# Exercise
Work out the number of lines in the records that include the word "muitas"; reply with that number alone.

[Dataset entries]
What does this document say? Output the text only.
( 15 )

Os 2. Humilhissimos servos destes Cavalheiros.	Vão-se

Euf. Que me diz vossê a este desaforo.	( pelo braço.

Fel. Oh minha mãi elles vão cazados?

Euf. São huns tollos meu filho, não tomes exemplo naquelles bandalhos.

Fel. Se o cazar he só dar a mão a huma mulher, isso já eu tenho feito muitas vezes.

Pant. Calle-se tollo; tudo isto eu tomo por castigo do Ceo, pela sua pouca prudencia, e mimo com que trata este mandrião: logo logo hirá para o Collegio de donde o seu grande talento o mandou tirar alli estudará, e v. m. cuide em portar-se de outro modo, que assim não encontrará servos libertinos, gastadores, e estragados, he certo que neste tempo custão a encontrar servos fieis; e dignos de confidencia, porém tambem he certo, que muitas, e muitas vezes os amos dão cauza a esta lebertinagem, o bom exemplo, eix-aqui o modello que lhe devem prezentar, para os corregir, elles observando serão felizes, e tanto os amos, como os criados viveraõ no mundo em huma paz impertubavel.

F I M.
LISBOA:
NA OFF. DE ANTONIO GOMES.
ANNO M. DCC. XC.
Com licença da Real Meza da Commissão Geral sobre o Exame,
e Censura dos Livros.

# Result of this task
2